■ WHAT YOU SHOULD DO ■
Reproduce the listing below without changes, except that pictures are left out.
>> Begin
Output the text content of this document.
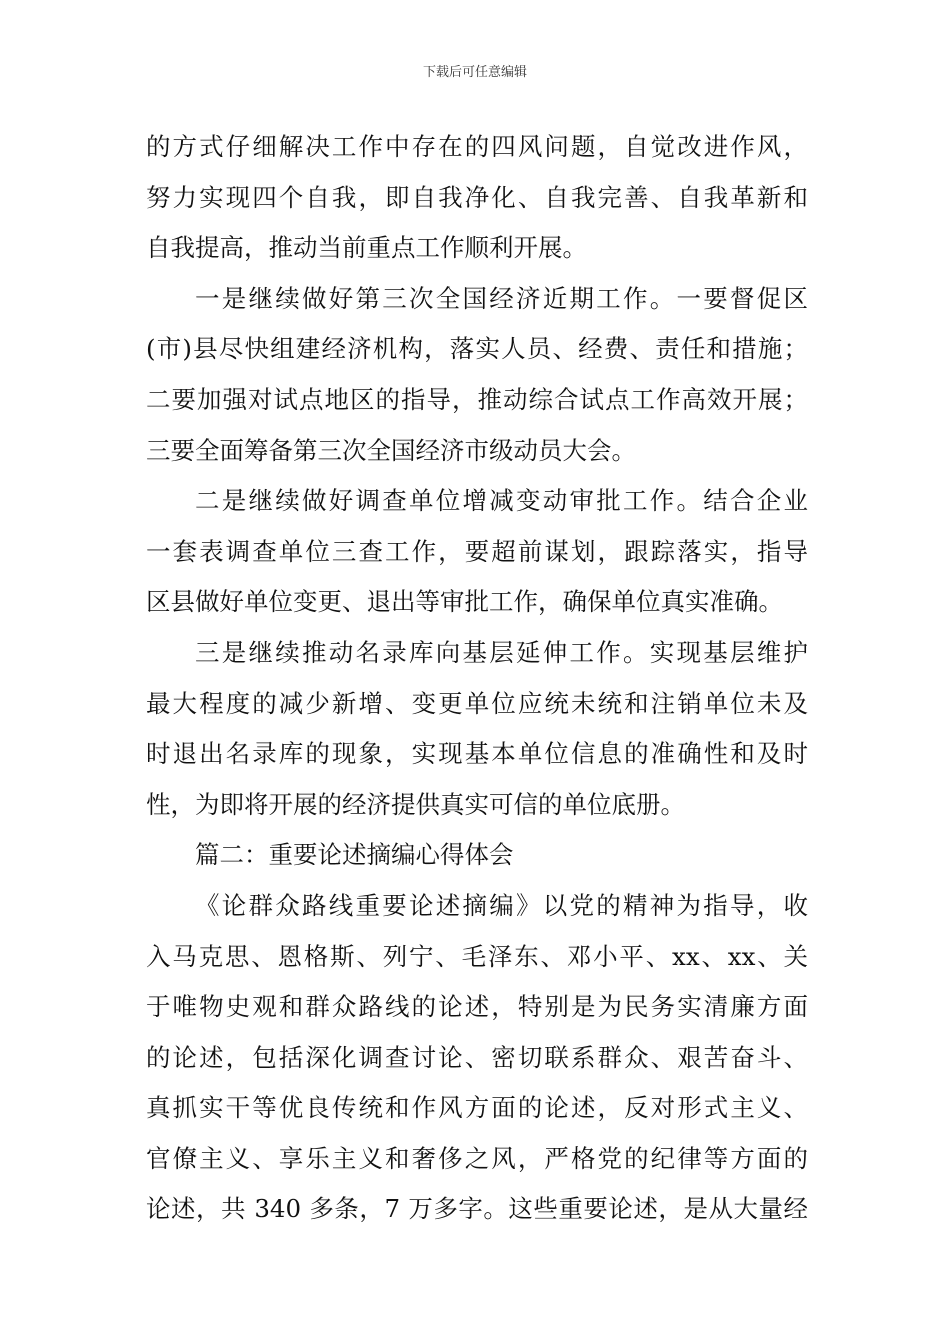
下载后可任意编辑
的方式仔细解决工作中存在的四风问题，自觉改进作风，
努力实现四个自我，即自我净化、自我完善、自我革新和
自我提高，推动当前重点工作顺利开展。
一是继续做好第三次全国经济近期工作。一要督促区
(市)县尽快组建经济机构，落实人员、经费、责任和措施；
二要加强对试点地区的指导，推动综合试点工作高效开展；
三要全面筹备第三次全国经济市级动员大会。
二是继续做好调查单位增减变动审批工作。结合企业
一套表调查单位三查工作，要超前谋划，跟踪落实，指导
区县做好单位变更、退出等审批工作，确保单位真实准确。
三是继续推动名录库向基层延伸工作。实现基层维护
最大程度的减少新增、变更单位应统未统和注销单位未及
时退出名录库的现象，实现基本单位信息的准确性和及时
性，为即将开展的经济提供真实可信的单位底册。
篇二：重要论述摘编心得体会
《论群众路线重要论述摘编》以党的精神为指导，收
入马克思、恩格斯、列宁、毛泽东、邓小平、xx、xx、关
于唯物史观和群众路线的论述，特别是为民务实清廉方面
的论述，包括深化调查讨论、密切联系群众、艰苦奋斗、
真抓实干等优良传统和作风方面的论述，反对形式主义、
官僚主义、享乐主义和奢侈之风，严格党的纪律等方面的
论述，共 340 多条，7 万多字。这些重要论述，是从大量经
>> End
■ RESULT OF THIS EXERCISE ■
Output the text content of this document.
下载后可任意编辑
的方式仔细解决工作中存在的四风问题，自觉改进作风，
努力实现四个自我，即自我净化、自我完善、自我革新和
自我提高，推动当前重点工作顺利开展。
一是继续做好第三次全国经济近期工作。一要督促区
(市)县尽快组建经济机构，落实人员、经费、责任和措施；
二要加强对试点地区的指导，推动综合试点工作高效开展；
三要全面筹备第三次全国经济市级动员大会。
二是继续做好调查单位增减变动审批工作。结合企业
一套表调查单位三查工作，要超前谋划，跟踪落实，指导
区县做好单位变更、退出等审批工作，确保单位真实准确。
三是继续推动名录库向基层延伸工作。实现基层维护
最大程度的减少新增、变更单位应统未统和注销单位未及
时退出名录库的现象，实现基本单位信息的准确性和及时
性，为即将开展的经济提供真实可信的单位底册。
篇二：重要论述摘编心得体会
《论群众路线重要论述摘编》以党的精神为指导，收
入马克思、恩格斯、列宁、毛泽东、邓小平、xx、xx、关
于唯物史观和群众路线的论述，特别是为民务实清廉方面
的论述，包括深化调查讨论、密切联系群众、艰苦奋斗、
真抓实干等优良传统和作风方面的论述，反对形式主义、
官僚主义、享乐主义和奢侈之风，严格党的纪律等方面的
论述，共 340 多条，7 万多字。这些重要论述，是从大量经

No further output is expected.